● Directions for this task
With the images removed, repeat the data below exactly.

________________________________________

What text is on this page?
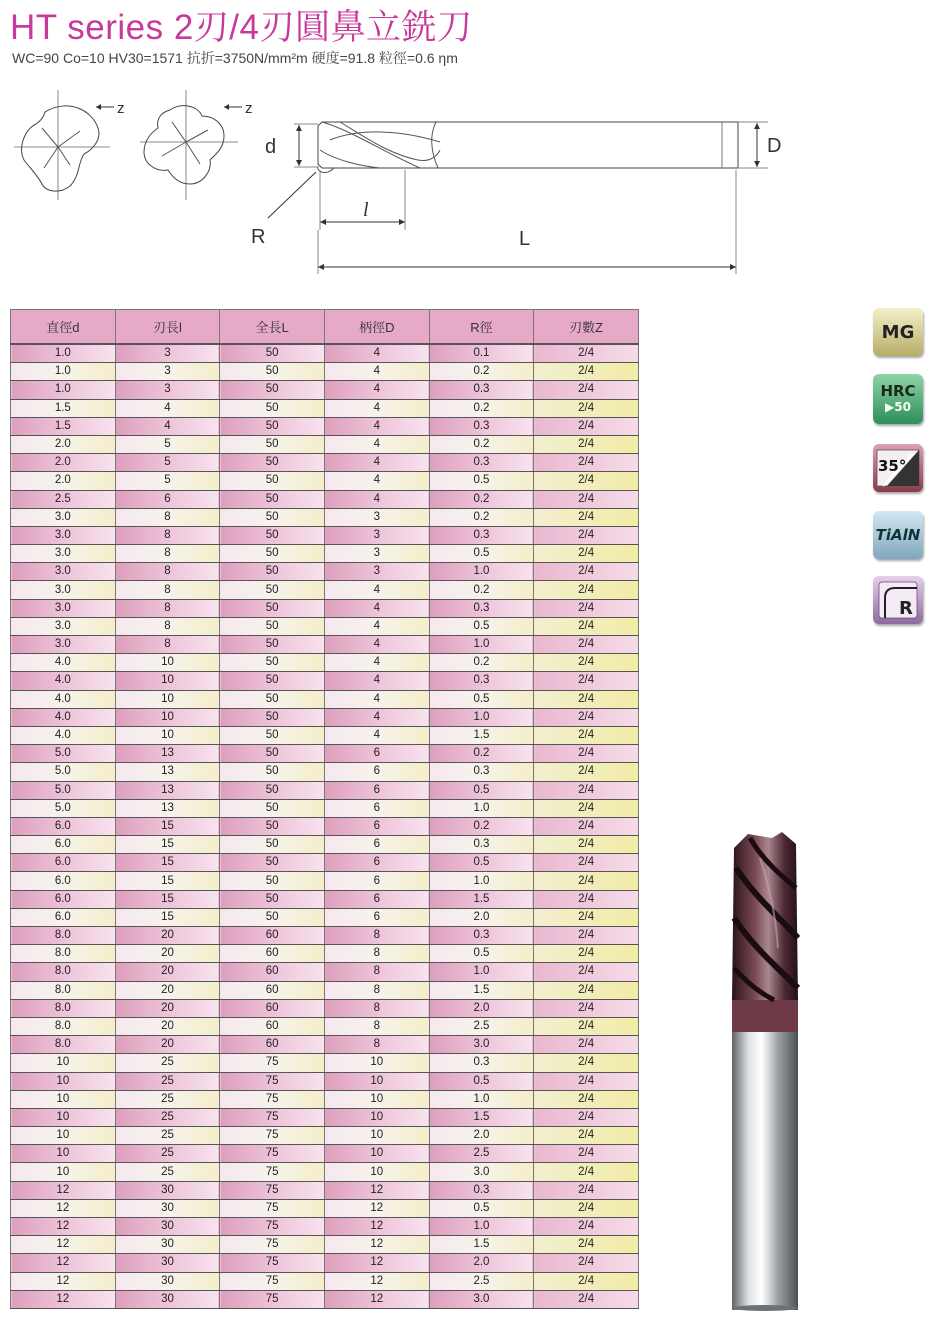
HT series 2刃/4刃圓鼻立銑刀
WC=90 Co=10 HV30=1571 抗折=3750N/mm²m 硬度=91.8 粒徑=0.6 ηm
z	z
d	D
R
l
L
直徑d	刃長l	全長L	柄徑D	R徑	刃數Z
1.0	3	50	4	0.1	2/4
1.0	3	50	4	0.2	2/4
1.0	3	50	4	0.3	2/4
1.5	4	50	4	0.2	2/4
1.5	4	50	4	0.3	2/4
2.0	5	50	4	0.2	2/4
2.0	5	50	4	0.3	2/4
2.0	5	50	4	0.5	2/4
2.5	6	50	4	0.2	2/4
3.0	8	50	3	0.2	2/4
3.0	8	50	3	0.3	2/4
3.0	8	50	3	0.5	2/4
3.0	8	50	3	1.0	2/4
3.0	8	50	4	0.2	2/4
3.0	8	50	4	0.3	2/4
3.0	8	50	4	0.5	2/4
3.0	8	50	4	1.0	2/4
4.0	10	50	4	0.2	2/4
4.0	10	50	4	0.3	2/4
4.0	10	50	4	0.5	2/4
4.0	10	50	4	1.0	2/4
4.0	10	50	4	1.5	2/4
5.0	13	50	6	0.2	2/4
5.0	13	50	6	0.3	2/4
5.0	13	50	6	0.5	2/4
5.0	13	50	6	1.0	2/4
6.0	15	50	6	0.2	2/4
6.0	15	50	6	0.3	2/4
6.0	15	50	6	0.5	2/4
6.0	15	50	6	1.0	2/4
6.0	15	50	6	1.5	2/4
6.0	15	50	6	2.0	2/4
8.0	20	60	8	0.3	2/4
8.0	20	60	8	0.5	2/4
8.0	20	60	8	1.0	2/4
8.0	20	60	8	1.5	2/4
8.0	20	60	8	2.0	2/4
8.0	20	60	8	2.5	2/4
8.0	20	60	8	3.0	2/4
10	25	75	10	0.3	2/4
10	25	75	10	0.5	2/4
10	25	75	10	1.0	2/4
10	25	75	10	1.5	2/4
10	25	75	10	2.0	2/4
10	25	75	10	2.5	2/4
10	25	75	10	3.0	2/4
12	30	75	12	0.3	2/4
12	30	75	12	0.5	2/4
12	30	75	12	1.0	2/4
12	30	75	12	1.5	2/4
12	30	75	12	2.0	2/4
12	30	75	12	2.5	2/4
12	30	75	12	3.0	2/4
MG
HRC
▶50
35°
TiAlN
R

________________________________________

● Answer
What text is on this page?
HT series 2刃/4刃圓鼻立銑刀
WC=90 Co=10 HV30=1571 抗折=3750N/mm²m 硬度=91.8 粒徑=0.6 ηm
z	z
d	D
R
l
L
直徑d	刃長l	全長L	柄徑D	R徑	刃數Z
1.0	3	50	4	0.1	2/4
1.0	3	50	4	0.2	2/4
1.0	3	50	4	0.3	2/4
1.5	4	50	4	0.2	2/4
1.5	4	50	4	0.3	2/4
2.0	5	50	4	0.2	2/4
2.0	5	50	4	0.3	2/4
2.0	5	50	4	0.5	2/4
2.5	6	50	4	0.2	2/4
3.0	8	50	3	0.2	2/4
3.0	8	50	3	0.3	2/4
3.0	8	50	3	0.5	2/4
3.0	8	50	3	1.0	2/4
3.0	8	50	4	0.2	2/4
3.0	8	50	4	0.3	2/4
3.0	8	50	4	0.5	2/4
3.0	8	50	4	1.0	2/4
4.0	10	50	4	0.2	2/4
4.0	10	50	4	0.3	2/4
4.0	10	50	4	0.5	2/4
4.0	10	50	4	1.0	2/4
4.0	10	50	4	1.5	2/4
5.0	13	50	6	0.2	2/4
5.0	13	50	6	0.3	2/4
5.0	13	50	6	0.5	2/4
5.0	13	50	6	1.0	2/4
6.0	15	50	6	0.2	2/4
6.0	15	50	6	0.3	2/4
6.0	15	50	6	0.5	2/4
6.0	15	50	6	1.0	2/4
6.0	15	50	6	1.5	2/4
6.0	15	50	6	2.0	2/4
8.0	20	60	8	0.3	2/4
8.0	20	60	8	0.5	2/4
8.0	20	60	8	1.0	2/4
8.0	20	60	8	1.5	2/4
8.0	20	60	8	2.0	2/4
8.0	20	60	8	2.5	2/4
8.0	20	60	8	3.0	2/4
10	25	75	10	0.3	2/4
10	25	75	10	0.5	2/4
10	25	75	10	1.0	2/4
10	25	75	10	1.5	2/4
10	25	75	10	2.0	2/4
10	25	75	10	2.5	2/4
10	25	75	10	3.0	2/4
12	30	75	12	0.3	2/4
12	30	75	12	0.5	2/4
12	30	75	12	1.0	2/4
12	30	75	12	1.5	2/4
12	30	75	12	2.0	2/4
12	30	75	12	2.5	2/4
12	30	75	12	3.0	2/4
MG
HRC
▶50
35°
TiAlN
R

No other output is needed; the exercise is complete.